**DIRECTIVE**: Return all of the data exactly, with nothing left out but the pictures.

**MATERIAL**:
╔══

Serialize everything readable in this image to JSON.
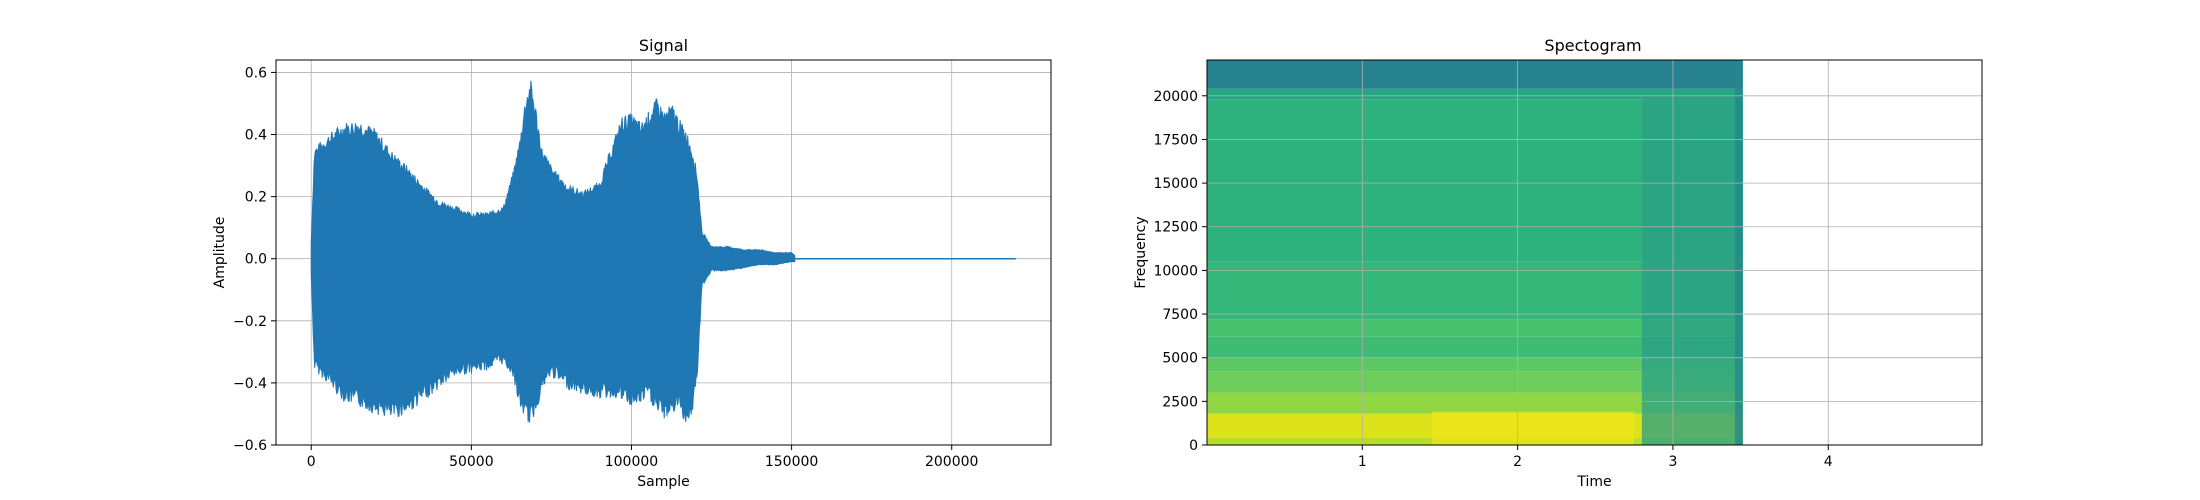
{
  "chart_data": [
    {
      "type": "line",
      "title": "Signal",
      "xlabel": "Sample",
      "ylabel": "Amplitude",
      "xlim": [
        -11000,
        231000
      ],
      "ylim": [
        -0.6,
        0.64
      ],
      "xticks": [
        0,
        50000,
        100000,
        150000,
        200000
      ],
      "yticks": [
        -0.6,
        -0.4,
        -0.2,
        0.0,
        0.2,
        0.4,
        0.6
      ],
      "xtick_labels": [
        "0",
        "50000",
        "100000",
        "150000",
        "200000"
      ],
      "ytick_labels": [
        "−0.6",
        "−0.4",
        "−0.2",
        "0.0",
        "0.2",
        "0.4",
        "0.6"
      ],
      "grid": true,
      "color": "#1f77b4",
      "envelope": {
        "x": [
          0,
          1000,
          5000,
          10000,
          15000,
          20000,
          25000,
          30000,
          35000,
          40000,
          45000,
          50000,
          55000,
          60000,
          63000,
          65000,
          67000,
          68500,
          70000,
          72000,
          75000,
          80000,
          85000,
          90000,
          95000,
          97000,
          100000,
          103000,
          105000,
          108000,
          110000,
          113000,
          115000,
          117000,
          119000,
          120500,
          122000,
          125000,
          130000,
          135000,
          140000,
          145000,
          150000,
          151000,
          220000
        ],
        "upper": [
          0.05,
          0.36,
          0.4,
          0.44,
          0.45,
          0.42,
          0.35,
          0.3,
          0.24,
          0.19,
          0.17,
          0.15,
          0.15,
          0.17,
          0.28,
          0.38,
          0.53,
          0.58,
          0.5,
          0.36,
          0.3,
          0.24,
          0.22,
          0.25,
          0.4,
          0.46,
          0.47,
          0.44,
          0.47,
          0.52,
          0.48,
          0.5,
          0.45,
          0.42,
          0.36,
          0.28,
          0.09,
          0.04,
          0.04,
          0.03,
          0.03,
          0.02,
          0.02,
          0.01,
          0.0
        ],
        "lower": [
          -0.05,
          -0.36,
          -0.4,
          -0.46,
          -0.48,
          -0.5,
          -0.52,
          -0.5,
          -0.46,
          -0.42,
          -0.38,
          -0.37,
          -0.36,
          -0.34,
          -0.38,
          -0.48,
          -0.52,
          -0.54,
          -0.5,
          -0.43,
          -0.38,
          -0.42,
          -0.44,
          -0.45,
          -0.45,
          -0.46,
          -0.48,
          -0.47,
          -0.45,
          -0.5,
          -0.52,
          -0.5,
          -0.48,
          -0.54,
          -0.5,
          -0.4,
          -0.09,
          -0.04,
          -0.04,
          -0.03,
          -0.02,
          -0.02,
          -0.01,
          -0.01,
          0.0
        ]
      }
    },
    {
      "type": "heatmap",
      "title": "Spectogram",
      "xlabel": "Time",
      "ylabel": "Frequency",
      "xlim": [
        0,
        4.99
      ],
      "ylim": [
        0,
        22050
      ],
      "xticks": [
        1,
        2,
        3,
        4
      ],
      "yticks": [
        0,
        2500,
        5000,
        7500,
        10000,
        12500,
        15000,
        17500,
        20000
      ],
      "xtick_labels": [
        "1",
        "2",
        "3",
        "4"
      ],
      "ytick_labels": [
        "0",
        "2500",
        "5000",
        "7500",
        "10000",
        "12500",
        "15000",
        "17500",
        "20000"
      ],
      "grid": true,
      "data_extent_time": [
        0,
        3.45
      ],
      "bands": [
        {
          "f0": 0,
          "f1": 400,
          "color": "#b5de2b"
        },
        {
          "f0": 400,
          "f1": 1800,
          "color": "#dce319"
        },
        {
          "f0": 1800,
          "f1": 3000,
          "color": "#8fd744"
        },
        {
          "f0": 3000,
          "f1": 4200,
          "color": "#6ccd5a"
        },
        {
          "f0": 4200,
          "f1": 5000,
          "color": "#5ec962"
        },
        {
          "f0": 5000,
          "f1": 6200,
          "color": "#3fbc73"
        },
        {
          "f0": 6200,
          "f1": 7200,
          "color": "#48c16e"
        },
        {
          "f0": 7200,
          "f1": 10500,
          "color": "#35b779"
        },
        {
          "f0": 10500,
          "f1": 19800,
          "color": "#2db27d"
        },
        {
          "f0": 19800,
          "f1": 20400,
          "color": "#25a784"
        },
        {
          "f0": 20400,
          "f1": 22050,
          "color": "#26828e"
        }
      ],
      "highlights": [
        {
          "t0": 1.45,
          "t1": 2.75,
          "f0": 0,
          "f1": 1900,
          "color": "#efe51c"
        },
        {
          "t0": 2.8,
          "t1": 3.45,
          "f0": 0,
          "f1": 20000,
          "color": "#2a9f86"
        },
        {
          "t0": 3.4,
          "t1": 3.45,
          "f0": 0,
          "f1": 22050,
          "color": "#24868e"
        }
      ]
    }
  ]
}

╚══

**RESULT FOR THIS EXERCISE**:
Serialize everything readable in this image to JSON.
{
  "chart_data": [
    {
      "type": "line",
      "title": "Signal",
      "xlabel": "Sample",
      "ylabel": "Amplitude",
      "xlim": [
        -11000,
        231000
      ],
      "ylim": [
        -0.6,
        0.64
      ],
      "xticks": [
        0,
        50000,
        100000,
        150000,
        200000
      ],
      "yticks": [
        -0.6,
        -0.4,
        -0.2,
        0.0,
        0.2,
        0.4,
        0.6
      ],
      "xtick_labels": [
        "0",
        "50000",
        "100000",
        "150000",
        "200000"
      ],
      "ytick_labels": [
        "−0.6",
        "−0.4",
        "−0.2",
        "0.0",
        "0.2",
        "0.4",
        "0.6"
      ],
      "grid": true,
      "color": "#1f77b4",
      "envelope": {
        "x": [
          0,
          1000,
          5000,
          10000,
          15000,
          20000,
          25000,
          30000,
          35000,
          40000,
          45000,
          50000,
          55000,
          60000,
          63000,
          65000,
          67000,
          68500,
          70000,
          72000,
          75000,
          80000,
          85000,
          90000,
          95000,
          97000,
          100000,
          103000,
          105000,
          108000,
          110000,
          113000,
          115000,
          117000,
          119000,
          120500,
          122000,
          125000,
          130000,
          135000,
          140000,
          145000,
          150000,
          151000,
          220000
        ],
        "upper": [
          0.05,
          0.36,
          0.4,
          0.44,
          0.45,
          0.42,
          0.35,
          0.3,
          0.24,
          0.19,
          0.17,
          0.15,
          0.15,
          0.17,
          0.28,
          0.38,
          0.53,
          0.58,
          0.5,
          0.36,
          0.3,
          0.24,
          0.22,
          0.25,
          0.4,
          0.46,
          0.47,
          0.44,
          0.47,
          0.52,
          0.48,
          0.5,
          0.45,
          0.42,
          0.36,
          0.28,
          0.09,
          0.04,
          0.04,
          0.03,
          0.03,
          0.02,
          0.02,
          0.01,
          0.0
        ],
        "lower": [
          -0.05,
          -0.36,
          -0.4,
          -0.46,
          -0.48,
          -0.5,
          -0.52,
          -0.5,
          -0.46,
          -0.42,
          -0.38,
          -0.37,
          -0.36,
          -0.34,
          -0.38,
          -0.48,
          -0.52,
          -0.54,
          -0.5,
          -0.43,
          -0.38,
          -0.42,
          -0.44,
          -0.45,
          -0.45,
          -0.46,
          -0.48,
          -0.47,
          -0.45,
          -0.5,
          -0.52,
          -0.5,
          -0.48,
          -0.54,
          -0.5,
          -0.4,
          -0.09,
          -0.04,
          -0.04,
          -0.03,
          -0.02,
          -0.02,
          -0.01,
          -0.01,
          0.0
        ]
      }
    },
    {
      "type": "heatmap",
      "title": "Spectogram",
      "xlabel": "Time",
      "ylabel": "Frequency",
      "xlim": [
        0,
        4.99
      ],
      "ylim": [
        0,
        22050
      ],
      "xticks": [
        1,
        2,
        3,
        4
      ],
      "yticks": [
        0,
        2500,
        5000,
        7500,
        10000,
        12500,
        15000,
        17500,
        20000
      ],
      "xtick_labels": [
        "1",
        "2",
        "3",
        "4"
      ],
      "ytick_labels": [
        "0",
        "2500",
        "5000",
        "7500",
        "10000",
        "12500",
        "15000",
        "17500",
        "20000"
      ],
      "grid": true,
      "data_extent_time": [
        0,
        3.45
      ],
      "bands": [
        {
          "f0": 0,
          "f1": 400,
          "color": "#b5de2b"
        },
        {
          "f0": 400,
          "f1": 1800,
          "color": "#dce319"
        },
        {
          "f0": 1800,
          "f1": 3000,
          "color": "#8fd744"
        },
        {
          "f0": 3000,
          "f1": 4200,
          "color": "#6ccd5a"
        },
        {
          "f0": 4200,
          "f1": 5000,
          "color": "#5ec962"
        },
        {
          "f0": 5000,
          "f1": 6200,
          "color": "#3fbc73"
        },
        {
          "f0": 6200,
          "f1": 7200,
          "color": "#48c16e"
        },
        {
          "f0": 7200,
          "f1": 10500,
          "color": "#35b779"
        },
        {
          "f0": 10500,
          "f1": 19800,
          "color": "#2db27d"
        },
        {
          "f0": 19800,
          "f1": 20400,
          "color": "#25a784"
        },
        {
          "f0": 20400,
          "f1": 22050,
          "color": "#26828e"
        }
      ],
      "highlights": [
        {
          "t0": 1.45,
          "t1": 2.75,
          "f0": 0,
          "f1": 1900,
          "color": "#efe51c"
        },
        {
          "t0": 2.8,
          "t1": 3.45,
          "f0": 0,
          "f1": 20000,
          "color": "#2a9f86"
        },
        {
          "t0": 3.4,
          "t1": 3.45,
          "f0": 0,
          "f1": 22050,
          "color": "#24868e"
        }
      ]
    }
  ]
}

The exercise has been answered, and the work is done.